DOCUMENT SECTION:
-- Opening Marker --

Fortinsky says the GSA Workgroup developed the KAER model with the goal of greatly increasing communication between older adults, their families, and primary care providers about the importance of preserving brain health and addressing concerns about memory loss and other symptoms of cognitive decline. 

Workgroup member and GSA visiting scholar Katie Maslow, MSW, oversaw the development of the toolkit with review and input from the other members. In general, the tools they chose to include can be adapted by primary care providers, health plans, and health care systems to fit their existing primary care structure, organization, and procedures.

"We have tried to offer assessment tools and materials primary care providers can share with their patients in an easily accessible format," Maslow says. "Another advantage of the toolkit is that it provides rationales for the four steps and choices of tools and materials so that primary care physicians can select what will work best for them."

Available data show that cognitive impairment is severely under-detected in the U.S. On average, only about half of people with dementia have a diagnosis of the condition in their medical record, according to Maslow, who added that the proportion varies a lot among practice settings.

"We also provided a choice of tools whenever possible," Maslow says. "One reason for that is that some primary care providers may already be using a tool for a particular purpose; for example, a brief cognitive assessment instrument. Another reason is that primary care providers practice in a wide array of settings, including single-provider offices, physician group practices, and large, multi-provider healthcare systems. Particular tools may fit better with particular primary care practice settings."

-- Closing Marker --

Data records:

-- Opening Marker --

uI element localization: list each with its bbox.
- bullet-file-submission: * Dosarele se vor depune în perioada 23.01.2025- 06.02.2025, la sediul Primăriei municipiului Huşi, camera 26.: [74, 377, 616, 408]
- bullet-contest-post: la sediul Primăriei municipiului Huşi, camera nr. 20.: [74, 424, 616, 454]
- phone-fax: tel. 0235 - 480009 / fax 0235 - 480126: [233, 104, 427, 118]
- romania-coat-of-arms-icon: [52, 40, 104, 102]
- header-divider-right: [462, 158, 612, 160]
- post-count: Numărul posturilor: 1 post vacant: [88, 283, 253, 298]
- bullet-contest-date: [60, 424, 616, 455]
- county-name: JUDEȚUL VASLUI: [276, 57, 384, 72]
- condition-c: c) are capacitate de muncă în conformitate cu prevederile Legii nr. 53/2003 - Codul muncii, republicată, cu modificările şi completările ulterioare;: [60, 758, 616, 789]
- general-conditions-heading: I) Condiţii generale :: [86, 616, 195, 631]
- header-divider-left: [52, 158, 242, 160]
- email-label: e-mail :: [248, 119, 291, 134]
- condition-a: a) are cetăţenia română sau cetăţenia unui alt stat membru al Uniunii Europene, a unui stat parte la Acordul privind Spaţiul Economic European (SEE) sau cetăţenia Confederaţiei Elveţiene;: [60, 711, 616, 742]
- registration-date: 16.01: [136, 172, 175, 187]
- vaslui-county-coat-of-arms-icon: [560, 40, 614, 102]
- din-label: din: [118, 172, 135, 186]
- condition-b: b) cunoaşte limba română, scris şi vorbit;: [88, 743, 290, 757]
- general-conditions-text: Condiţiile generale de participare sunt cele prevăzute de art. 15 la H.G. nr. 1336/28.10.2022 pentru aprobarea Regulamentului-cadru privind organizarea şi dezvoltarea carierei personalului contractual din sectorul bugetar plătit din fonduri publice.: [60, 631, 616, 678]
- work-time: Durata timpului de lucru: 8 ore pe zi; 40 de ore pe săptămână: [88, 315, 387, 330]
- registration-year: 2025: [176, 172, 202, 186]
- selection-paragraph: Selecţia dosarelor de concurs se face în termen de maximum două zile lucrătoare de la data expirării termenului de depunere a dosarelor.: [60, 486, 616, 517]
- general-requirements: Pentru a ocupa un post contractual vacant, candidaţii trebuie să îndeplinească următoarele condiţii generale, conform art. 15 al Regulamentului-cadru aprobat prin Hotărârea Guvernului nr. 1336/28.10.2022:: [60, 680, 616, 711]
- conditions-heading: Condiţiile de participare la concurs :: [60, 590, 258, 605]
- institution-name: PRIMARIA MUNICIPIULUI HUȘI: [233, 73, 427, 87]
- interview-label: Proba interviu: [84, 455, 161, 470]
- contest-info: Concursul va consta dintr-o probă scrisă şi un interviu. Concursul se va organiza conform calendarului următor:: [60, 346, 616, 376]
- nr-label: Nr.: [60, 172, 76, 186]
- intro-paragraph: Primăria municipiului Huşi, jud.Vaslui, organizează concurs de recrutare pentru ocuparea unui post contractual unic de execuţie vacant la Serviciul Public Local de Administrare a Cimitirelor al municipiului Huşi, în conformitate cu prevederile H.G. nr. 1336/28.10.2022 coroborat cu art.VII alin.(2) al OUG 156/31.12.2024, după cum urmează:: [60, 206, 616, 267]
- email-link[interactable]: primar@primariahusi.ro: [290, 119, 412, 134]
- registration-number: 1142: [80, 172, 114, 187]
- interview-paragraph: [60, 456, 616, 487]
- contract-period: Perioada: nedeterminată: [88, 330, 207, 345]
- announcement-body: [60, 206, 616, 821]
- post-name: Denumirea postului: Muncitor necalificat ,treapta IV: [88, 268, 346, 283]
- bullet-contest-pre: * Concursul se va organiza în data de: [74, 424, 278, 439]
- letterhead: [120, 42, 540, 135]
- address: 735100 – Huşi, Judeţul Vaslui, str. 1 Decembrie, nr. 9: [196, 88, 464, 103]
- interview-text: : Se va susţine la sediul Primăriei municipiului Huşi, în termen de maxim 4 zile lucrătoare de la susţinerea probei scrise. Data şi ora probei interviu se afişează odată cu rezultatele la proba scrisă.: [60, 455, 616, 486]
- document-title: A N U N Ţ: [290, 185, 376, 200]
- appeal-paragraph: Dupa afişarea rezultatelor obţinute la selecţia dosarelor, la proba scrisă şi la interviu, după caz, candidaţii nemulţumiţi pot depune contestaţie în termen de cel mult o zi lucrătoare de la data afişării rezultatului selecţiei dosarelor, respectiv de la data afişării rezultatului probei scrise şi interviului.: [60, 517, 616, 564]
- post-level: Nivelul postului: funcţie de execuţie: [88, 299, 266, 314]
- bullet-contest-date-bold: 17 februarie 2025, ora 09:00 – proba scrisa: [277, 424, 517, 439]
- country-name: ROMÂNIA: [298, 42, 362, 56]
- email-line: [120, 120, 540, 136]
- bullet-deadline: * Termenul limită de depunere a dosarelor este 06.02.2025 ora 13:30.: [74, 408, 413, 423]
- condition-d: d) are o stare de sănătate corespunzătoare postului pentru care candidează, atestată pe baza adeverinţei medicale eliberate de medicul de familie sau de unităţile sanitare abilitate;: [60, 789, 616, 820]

-- Closing Marker --

TASK SET:
[A] Based on the text about the GSA toolkit, does each statement agree with it? Answer yes or no for each, and quote the words that decide it. (i) Katie Maslow oversaw the development of the toolkit. (ii) On average, about half of people with dementia have a diagnosis of it in their medical record. (iii) The toolkit gives only one tool for each purpose.
[B] List every primary care practice setting named in the text about the GSA toolkit.
[C] Continue the text about the GSA toolkit from its last sentence.

RESPONSES TO THE TASKS:
[A]
(i) Yes: "Workgroup member and GSA visiting scholar Katie Maslow, MSW, oversaw the development of the toolkit"
(ii) Yes: "On average, only about half of people with dementia have a diagnosis of the condition in their medical record"
(iii) No: "We also provided a choice of tools whenever possible"

[B]
- single-provider offices
- physician group practices
- large, multi-provider healthcare systems

[C]
Contents of the toolkit include tips for communicating with older adults about brain health; actual clinically-relevant and scientifically supported measurement instruments for detecting cognitive impairment; links to clinical practice guidelines for conducting diagnostic evaluations for dementia; and comprehensive listings of community resources that are available to help older adults and families living with the daily challenges of cognitive impairment and diagnosed dementia.

 "The toolkit's release coincides with numerous other initiatives at state and federal levels to raise public awareness about the importance of considering the health of the brain in the same way that the health of all other parts of the body are essential to consider to optimize well-being and quality of life as we all age," Fortinsky says.

Among such initiatives: increased monitoring of the uptake of the Medicare Annual Wellness Visit by the Centers for Medicare and Medicaid Services, which includes the requirement that cognitive impairment be assessed; the focused involvement of the Centers for Disease Control and Prevention on promotion of brain health and raised awareness of mid and later life risk factors associated with development of cognitive impairment; and development of milestones to address the numerous goals and objectives regarding care and support services in the National Alzheimer's Plan Act, which include improved detection, diagnosis, and management of cognitive impairment, and diagnosed Alzheimer's disease and other types of dementia.

"Knowing that most older adults have a primary care physician and often visit them several times per year, we directed the KAER process to that primary audience to raise their awareness of the need to begin discussing the importance of brain health for all older patients—even those with no symptoms or concerns about memory problems or other cognitive changes," Fortinsky says. "And assessing cognitive symptoms using evidence-based assessment tools, evaluating those older adults with clearly significant symptoms to arrive at a careful diagnosis, and referring these patients and their families to the rapidly growing number of dementia-capable services in the community—all are part of this process where primary care physicians could greatly help these patients and families."